··· Data extract ···

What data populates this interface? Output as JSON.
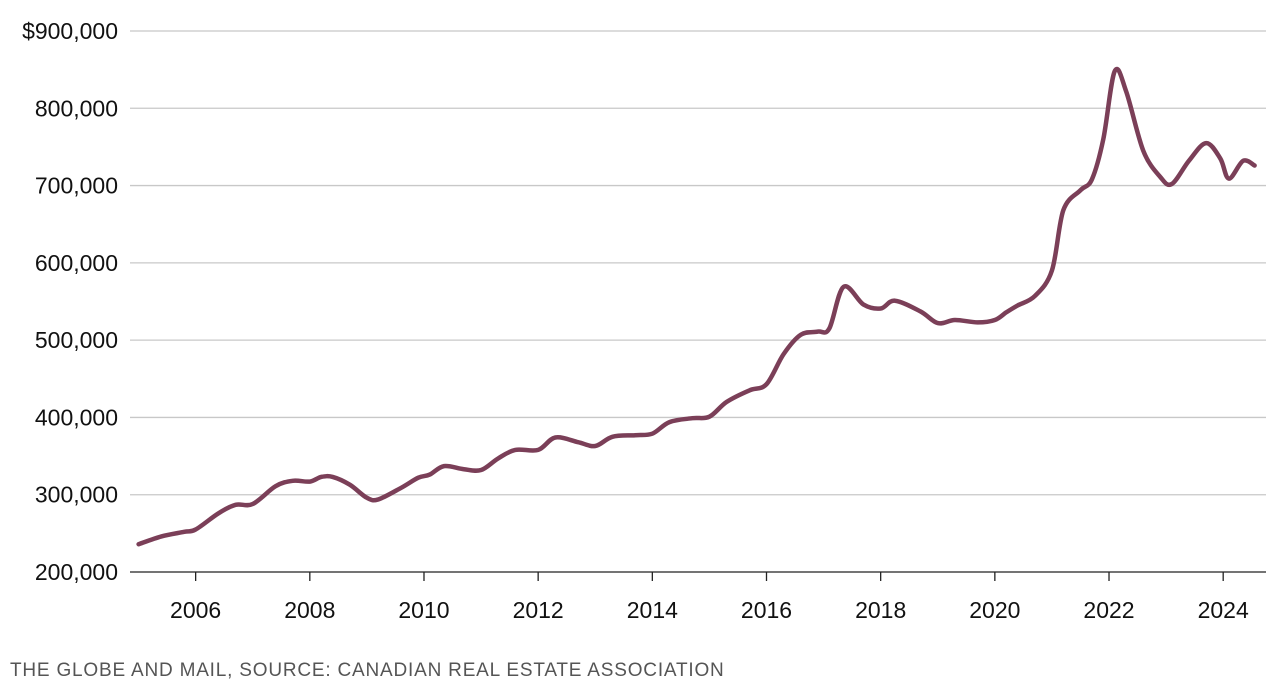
{
  "chart_data": {
    "type": "line",
    "title": "",
    "xlabel": "",
    "ylabel": "",
    "xlim": [
      2004.85,
      2024.75
    ],
    "ylim": [
      200000,
      900000
    ],
    "grid": true,
    "y_ticks": [
      200000,
      300000,
      400000,
      500000,
      600000,
      700000,
      800000,
      900000
    ],
    "y_tick_labels": [
      "200,000",
      "300,000",
      "400,000",
      "500,000",
      "600,000",
      "700,000",
      "800,000",
      "$900,000"
    ],
    "x_ticks": [
      2006,
      2008,
      2010,
      2012,
      2014,
      2016,
      2018,
      2020,
      2022,
      2024
    ],
    "x_tick_labels": [
      "2006",
      "2008",
      "2010",
      "2012",
      "2014",
      "2016",
      "2018",
      "2020",
      "2022",
      "2024"
    ],
    "series": [
      {
        "color": "#7b3f58",
        "x": [
          2005.0,
          2005.4,
          2005.8,
          2006.0,
          2006.4,
          2006.7,
          2007.0,
          2007.4,
          2007.7,
          2008.0,
          2008.2,
          2008.4,
          2008.7,
          2009.0,
          2009.2,
          2009.6,
          2009.9,
          2010.1,
          2010.35,
          2010.7,
          2011.0,
          2011.3,
          2011.6,
          2012.0,
          2012.3,
          2012.7,
          2013.0,
          2013.3,
          2013.7,
          2014.0,
          2014.3,
          2014.7,
          2015.0,
          2015.3,
          2015.7,
          2016.0,
          2016.3,
          2016.6,
          2016.9,
          2017.1,
          2017.35,
          2017.7,
          2018.0,
          2018.25,
          2018.7,
          2019.0,
          2019.3,
          2019.7,
          2020.0,
          2020.2,
          2020.4,
          2020.7,
          2021.0,
          2021.2,
          2021.5,
          2021.7,
          2021.9,
          2022.1,
          2022.3,
          2022.6,
          2022.9,
          2023.1,
          2023.4,
          2023.7,
          2023.95,
          2024.1,
          2024.35,
          2024.55
        ],
        "values": [
          236000,
          246000,
          252000,
          255000,
          276000,
          287000,
          288000,
          311000,
          318000,
          317000,
          323000,
          323000,
          313000,
          296000,
          294000,
          309000,
          322000,
          326000,
          337000,
          333000,
          332000,
          347000,
          358000,
          358000,
          374000,
          368000,
          363000,
          375000,
          377000,
          379000,
          394000,
          399000,
          401000,
          420000,
          435000,
          443000,
          482000,
          507000,
          511000,
          515000,
          569000,
          546000,
          541000,
          551000,
          537000,
          522000,
          526000,
          523000,
          526000,
          536000,
          545000,
          557000,
          590000,
          668000,
          694000,
          708000,
          760000,
          848000,
          822000,
          745000,
          711000,
          702000,
          732000,
          755000,
          735000,
          709000,
          732000,
          726000
        ]
      }
    ]
  },
  "footer": {
    "source": "THE GLOBE AND MAIL, SOURCE: CANADIAN REAL ESTATE ASSOCIATION"
  }
}
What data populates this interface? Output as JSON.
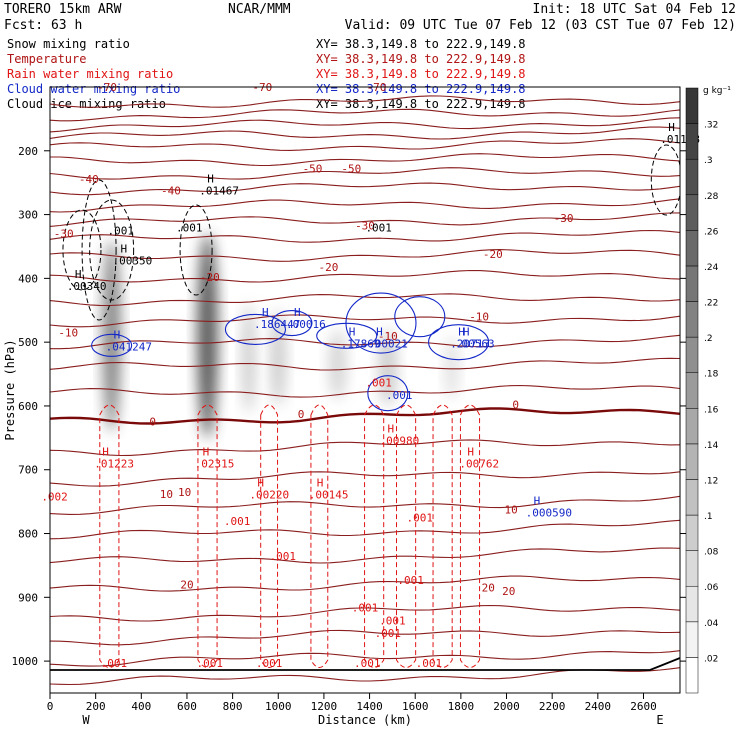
{
  "header": {
    "model": "TORERO  15km ARW",
    "source": "NCAR/MMM",
    "init": "Init: 18 UTC Sat 04 Feb 12",
    "fcst": "Fcst:    63 h",
    "valid": "Valid: 09 UTC Tue 07 Feb 12 (03 CST Tue 07 Feb 12)"
  },
  "legend": [
    {
      "name": "Snow mixing ratio",
      "xy": "XY=  38.3,149.8 to 222.9,149.8",
      "color": "#000000"
    },
    {
      "name": "Temperature",
      "xy": "XY=  38.3,149.8 to 222.9,149.8",
      "color": "#b01414"
    },
    {
      "name": "Rain water mixing ratio",
      "xy": "XY=  38.3,149.8 to 222.9,149.8",
      "color": "#e01414"
    },
    {
      "name": "Cloud water mixing ratio",
      "xy": "XY=  38.3,149.8 to 222.9,149.8",
      "color": "#1428c8"
    },
    {
      "name": "Cloud ice mixing ratio",
      "xy": "XY=  38.3,149.8 to 222.9,149.8",
      "color": "#000000"
    }
  ],
  "chart_data": {
    "type": "cross-section",
    "xlabel": "Distance (km)",
    "ylabel": "Pressure (hPa)",
    "x_ticks": [
      0,
      200,
      400,
      600,
      800,
      1000,
      1200,
      1400,
      1600,
      1800,
      2000,
      2200,
      2400,
      2600
    ],
    "xlim": [
      0,
      2760
    ],
    "y_ticks": [
      200,
      300,
      400,
      500,
      600,
      700,
      800,
      900,
      1000
    ],
    "ylim": [
      1050,
      100
    ],
    "x_end_labels": {
      "left": "W",
      "right": "E"
    },
    "colorbar": {
      "units": "g kg⁻¹",
      "ticks": [
        ".02",
        ".04",
        ".06",
        ".08",
        ".1",
        ".12",
        ".14",
        ".16",
        ".18",
        ".2",
        ".22",
        ".24",
        ".26",
        ".28",
        ".3",
        ".32"
      ]
    },
    "temperature_isotherm_labels": [
      {
        "x": 250,
        "p": 100,
        "text": "-70"
      },
      {
        "x": 930,
        "p": 100,
        "text": "-70"
      },
      {
        "x": 1430,
        "p": 100,
        "text": "-70"
      },
      {
        "x": 1150,
        "p": 228,
        "text": "-50"
      },
      {
        "x": 1320,
        "p": 228,
        "text": "-50"
      },
      {
        "x": 170,
        "p": 244,
        "text": "-40"
      },
      {
        "x": 530,
        "p": 262,
        "text": "-40"
      },
      {
        "x": 1380,
        "p": 317,
        "text": "-30"
      },
      {
        "x": 2250,
        "p": 305,
        "text": "-30"
      },
      {
        "x": 60,
        "p": 330,
        "text": "-30"
      },
      {
        "x": 700,
        "p": 398,
        "text": "-20"
      },
      {
        "x": 1220,
        "p": 382,
        "text": "-20"
      },
      {
        "x": 1940,
        "p": 362,
        "text": "-20"
      },
      {
        "x": 80,
        "p": 485,
        "text": "-10"
      },
      {
        "x": 1480,
        "p": 490,
        "text": "-10"
      },
      {
        "x": 1880,
        "p": 460,
        "text": "-10"
      },
      {
        "x": 450,
        "p": 624,
        "text": "0"
      },
      {
        "x": 1100,
        "p": 613,
        "text": "0"
      },
      {
        "x": 2040,
        "p": 598,
        "text": "0"
      },
      {
        "x": 510,
        "p": 738,
        "text": "10"
      },
      {
        "x": 590,
        "p": 735,
        "text": "10"
      },
      {
        "x": 2020,
        "p": 762,
        "text": "10"
      },
      {
        "x": 600,
        "p": 880,
        "text": "20"
      },
      {
        "x": 1920,
        "p": 885,
        "text": "20"
      },
      {
        "x": 2010,
        "p": 890,
        "text": "20"
      }
    ],
    "maxima": [
      {
        "series": "cloud ice",
        "x": 300,
        "p": 375,
        "text": ".00350",
        "color": "#000000"
      },
      {
        "series": "cloud ice",
        "x": 100,
        "p": 415,
        "text": ".00340",
        "color": "#000000"
      },
      {
        "series": "cloud ice",
        "x": 680,
        "p": 265,
        "text": ".01467",
        "color": "#000000"
      },
      {
        "series": "cloud ice",
        "x": 2700,
        "p": 185,
        "text": ".01188",
        "color": "#000000"
      },
      {
        "series": "cloud water",
        "x": 270,
        "p": 510,
        "text": ".041247",
        "color": "#1428c8"
      },
      {
        "series": "cloud water",
        "x": 920,
        "p": 475,
        "text": ".186447",
        "color": "#1428c8"
      },
      {
        "series": "cloud water",
        "x": 1060,
        "p": 475,
        "text": ".00016",
        "color": "#1428c8"
      },
      {
        "series": "cloud water",
        "x": 1300,
        "p": 505,
        "text": ".17869",
        "color": "#1428c8"
      },
      {
        "series": "cloud water",
        "x": 1420,
        "p": 505,
        "text": ".00021",
        "color": "#1428c8"
      },
      {
        "series": "cloud water",
        "x": 1780,
        "p": 505,
        "text": ".20713",
        "color": "#1428c8"
      },
      {
        "series": "cloud water",
        "x": 1800,
        "p": 505,
        "text": ".00563",
        "color": "#1428c8"
      },
      {
        "series": "cloud water",
        "x": 2110,
        "p": 770,
        "text": ".000590",
        "color": "#1428c8"
      },
      {
        "series": "rain water",
        "x": 220,
        "p": 693,
        "text": ".01223",
        "color": "#e01414"
      },
      {
        "series": "rain water",
        "x": 660,
        "p": 693,
        "text": ".02315",
        "color": "#e01414"
      },
      {
        "series": "rain water",
        "x": 900,
        "p": 742,
        "text": ".00220",
        "color": "#e01414"
      },
      {
        "series": "rain water",
        "x": 1160,
        "p": 742,
        "text": ".00145",
        "color": "#e01414"
      },
      {
        "series": "rain water",
        "x": 1470,
        "p": 657,
        "text": ".00980",
        "color": "#e01414"
      },
      {
        "series": "rain water",
        "x": 1820,
        "p": 693,
        "text": ".00762",
        "color": "#e01414"
      }
    ],
    "minor_labels": [
      {
        "x": 1440,
        "p": 320,
        "text": ".001",
        "color": "#000000"
      },
      {
        "x": 310,
        "p": 325,
        "text": ".001",
        "color": "#000000"
      },
      {
        "x": 610,
        "p": 320,
        "text": ".001",
        "color": "#000000"
      },
      {
        "x": 1530,
        "p": 583,
        "text": ".001",
        "color": "#1428c8"
      },
      {
        "x": 1440,
        "p": 563,
        "text": ".001",
        "color": "#e01414"
      },
      {
        "x": 20,
        "p": 742,
        "text": ".002",
        "color": "#e01414"
      },
      {
        "x": 820,
        "p": 780,
        "text": ".001",
        "color": "#e01414"
      },
      {
        "x": 1020,
        "p": 835,
        "text": ".001",
        "color": "#e01414"
      },
      {
        "x": 1620,
        "p": 775,
        "text": ".001",
        "color": "#e01414"
      },
      {
        "x": 1580,
        "p": 873,
        "text": ".001",
        "color": "#e01414"
      },
      {
        "x": 1380,
        "p": 916,
        "text": ".001",
        "color": "#e01414"
      },
      {
        "x": 1500,
        "p": 936,
        "text": ".001",
        "color": "#e01414"
      },
      {
        "x": 1480,
        "p": 956,
        "text": ".001",
        "color": "#e01414"
      },
      {
        "x": 280,
        "p": 1003,
        "text": ".001",
        "color": "#e01414"
      },
      {
        "x": 700,
        "p": 1003,
        "text": ".001",
        "color": "#e01414"
      },
      {
        "x": 960,
        "p": 1003,
        "text": ".001",
        "color": "#e01414"
      },
      {
        "x": 1390,
        "p": 1003,
        "text": ".001",
        "color": "#e01414"
      },
      {
        "x": 1660,
        "p": 1003,
        "text": ".001",
        "color": "#e01414"
      }
    ],
    "snow_cores": [
      {
        "x": 270,
        "p_top": 340,
        "p_bottom": 640,
        "width_km": 80,
        "intensity": 0.24
      },
      {
        "x": 690,
        "p_top": 330,
        "p_bottom": 650,
        "width_km": 90,
        "intensity": 0.32
      },
      {
        "x": 870,
        "p_top": 440,
        "p_bottom": 610,
        "width_km": 60,
        "intensity": 0.1
      },
      {
        "x": 1000,
        "p_top": 450,
        "p_bottom": 600,
        "width_km": 70,
        "intensity": 0.1
      },
      {
        "x": 1260,
        "p_top": 480,
        "p_bottom": 590,
        "width_km": 80,
        "intensity": 0.08
      },
      {
        "x": 1480,
        "p_top": 480,
        "p_bottom": 600,
        "width_km": 80,
        "intensity": 0.1
      },
      {
        "x": 1760,
        "p_top": 490,
        "p_bottom": 590,
        "width_km": 60,
        "intensity": 0.06
      }
    ]
  }
}
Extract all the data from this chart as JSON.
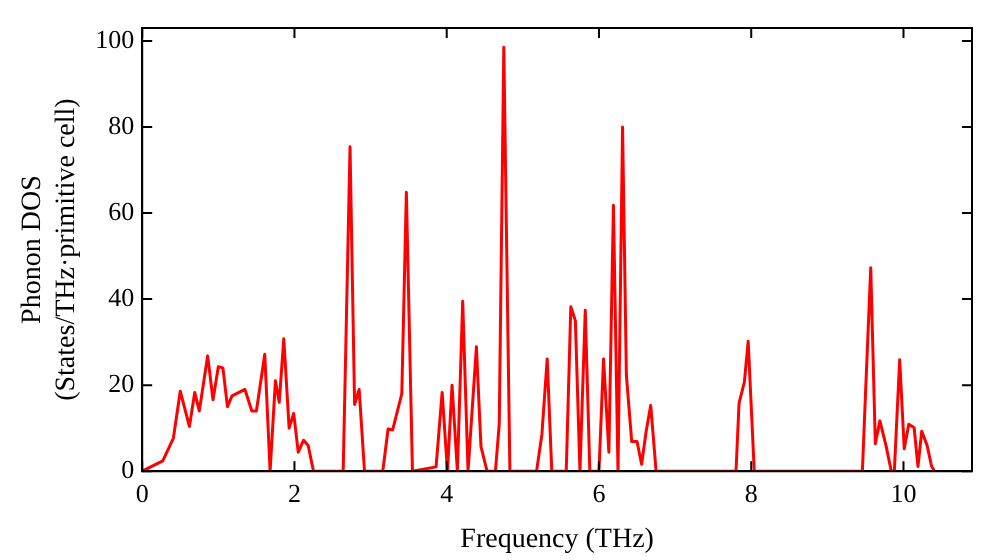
{
  "chart_data": {
    "type": "line",
    "xlabel": "Frequency (THz)",
    "ylabel": "Phonon DOS\n(States/THz·primitive cell)",
    "x": [
      0,
      0.27,
      0.41,
      0.5,
      0.62,
      0.69,
      0.75,
      0.86,
      0.93,
      1.0,
      1.06,
      1.12,
      1.18,
      1.35,
      1.44,
      1.5,
      1.61,
      1.68,
      1.75,
      1.8,
      1.86,
      1.93,
      1.99,
      2.05,
      2.12,
      2.18,
      2.25,
      2.64,
      2.73,
      2.79,
      2.85,
      2.92,
      3.16,
      3.23,
      3.29,
      3.41,
      3.47,
      3.55,
      3.86,
      3.94,
      4.01,
      4.07,
      4.14,
      4.21,
      4.28,
      4.39,
      4.45,
      4.53,
      4.64,
      4.69,
      4.75,
      4.83,
      5.18,
      5.25,
      5.32,
      5.38,
      5.57,
      5.63,
      5.69,
      5.75,
      5.82,
      5.88,
      6.0,
      6.06,
      6.13,
      6.19,
      6.25,
      6.31,
      6.36,
      6.43,
      6.5,
      6.56,
      6.62,
      6.68,
      6.75,
      7.8,
      7.84,
      7.91,
      7.96,
      8.04,
      9.46,
      9.5,
      9.57,
      9.63,
      9.69,
      9.77,
      9.84,
      9.88,
      9.95,
      10.01,
      10.07,
      10.14,
      10.19,
      10.24,
      10.31,
      10.37,
      10.41
    ],
    "series": [
      {
        "color": "#ff0000",
        "values": [
          0,
          2.4,
          7.7,
          18.6,
          10.4,
          18.3,
          14,
          26.8,
          16.6,
          24.3,
          24,
          15,
          17.5,
          19,
          14,
          14,
          27.2,
          0,
          21,
          16,
          30.8,
          10,
          13.4,
          4.4,
          7.2,
          6,
          0,
          0,
          75.4,
          15.5,
          19,
          0,
          0,
          9.8,
          9.6,
          18,
          64.8,
          0,
          1,
          18.3,
          0,
          20,
          0,
          39.5,
          0,
          28.9,
          5.7,
          0,
          0,
          11,
          98.5,
          0,
          0,
          8.5,
          26.1,
          0,
          0,
          38.2,
          35,
          0,
          37.4,
          0,
          0,
          26.1,
          4.4,
          61.8,
          0,
          80,
          22.3,
          6.9,
          6.9,
          1.6,
          9.3,
          15.3,
          0,
          0,
          15.8,
          20.7,
          30.2,
          0,
          0,
          17.5,
          47.3,
          6.4,
          11.7,
          6,
          0,
          0,
          25.9,
          5.2,
          10.9,
          10.1,
          1.1,
          9.3,
          6,
          1.1,
          0
        ]
      }
    ],
    "xlim": [
      0,
      10.9
    ],
    "xticks": [
      0,
      2,
      4,
      6,
      8,
      10
    ],
    "ylim": [
      0,
      103
    ],
    "yticks": [
      0,
      20,
      40,
      60,
      80,
      100
    ],
    "grid": false,
    "legend": false,
    "marker": "none",
    "line_style": "solid"
  }
}
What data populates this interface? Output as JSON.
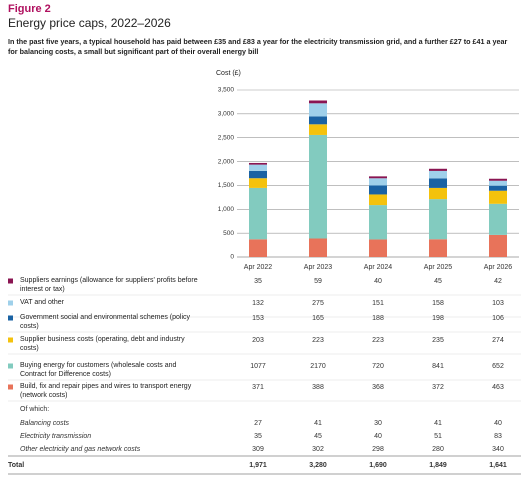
{
  "chart_data": {
    "type": "stacked-bar",
    "figure_label": "Figure 2",
    "title": "Energy price caps, 2022–2026",
    "subtitle": "In the past five years, a typical household has paid between £35 and £83 a year for the electricity transmission grid, and a further £27 to £41 a year for balancing costs, a small but significant part of their overall energy bill",
    "y_label": "Cost (£)",
    "categories": [
      "Apr 2022",
      "Apr 2023",
      "Apr 2024",
      "Apr 2025",
      "Apr 2026"
    ],
    "ylim": [
      0,
      3500
    ],
    "yticks": [
      0,
      500,
      {
        "value": 1000,
        "label": "1,000"
      },
      {
        "value": 1500,
        "label": "1,500"
      },
      {
        "value": 2000,
        "label": "2,000"
      },
      {
        "value": 2500,
        "label": "2,500"
      },
      {
        "value": 3000,
        "label": "3,000"
      },
      {
        "value": 3500,
        "label": "3,500"
      }
    ],
    "grid": true,
    "series": [
      {
        "name": "Suppliers earnings (allowance for suppliers' profits before interest or tax)",
        "color": "#8a1552",
        "values": [
          35,
          59,
          40,
          45,
          42
        ]
      },
      {
        "name": "VAT and other",
        "color": "#9fd0ea",
        "values": [
          132,
          275,
          151,
          158,
          103
        ]
      },
      {
        "name": "Government social and environmental schemes (policy costs)",
        "color": "#1a62a3",
        "values": [
          153,
          165,
          188,
          198,
          106
        ]
      },
      {
        "name": "Supplier business costs (operating, debt and industry costs)",
        "color": "#f4c20d",
        "values": [
          203,
          223,
          223,
          235,
          274
        ]
      },
      {
        "name": "Buying energy for customers (wholesale costs and Contract for Difference costs)",
        "color": "#82cbbf",
        "values": [
          1077,
          2170,
          720,
          841,
          652
        ]
      },
      {
        "name": "Build, fix and repair pipes and wires to transport energy (network costs)",
        "color": "#e8735a",
        "values": [
          371,
          388,
          368,
          372,
          463
        ]
      }
    ],
    "of_which_label": "Of which:",
    "sub_rows": [
      {
        "name": "Balancing costs",
        "values": [
          27,
          41,
          30,
          41,
          40
        ]
      },
      {
        "name": "Electricity transmission",
        "values": [
          35,
          45,
          40,
          51,
          83
        ]
      },
      {
        "name": "Other electricity and gas network costs",
        "values": [
          309,
          302,
          298,
          280,
          340
        ]
      }
    ],
    "total": {
      "label": "Total",
      "values": [
        1971,
        3280,
        1690,
        1849,
        1641
      ],
      "value_labels": [
        "1,971",
        "3,280",
        "1,690",
        "1,849",
        "1,641"
      ]
    }
  }
}
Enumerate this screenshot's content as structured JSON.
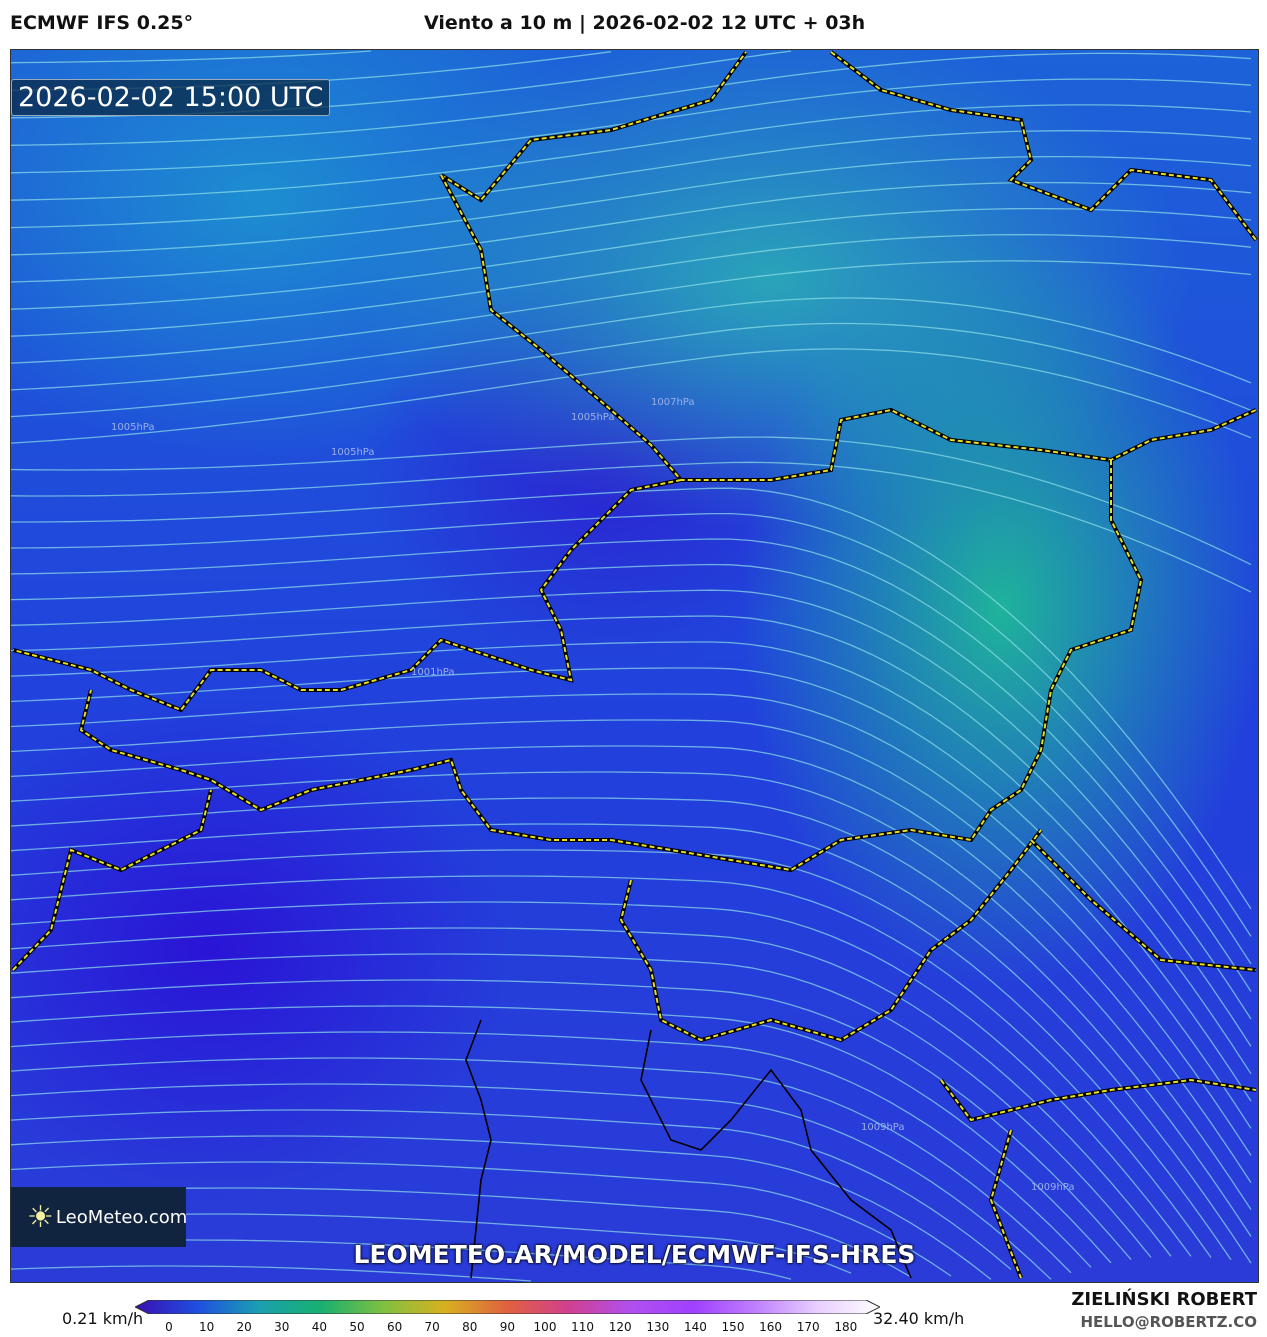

···

Request:
Find the word "intensity" in the data and copy out each line where it turns up.

Answer to this problem:
        "intensity": 0.24
        "intensity": 0.32
        "intensity": 0.1
        "intensity": 0.1
        "intensity": 0.08
        "intensity": 0.1
        "intensity": 0.06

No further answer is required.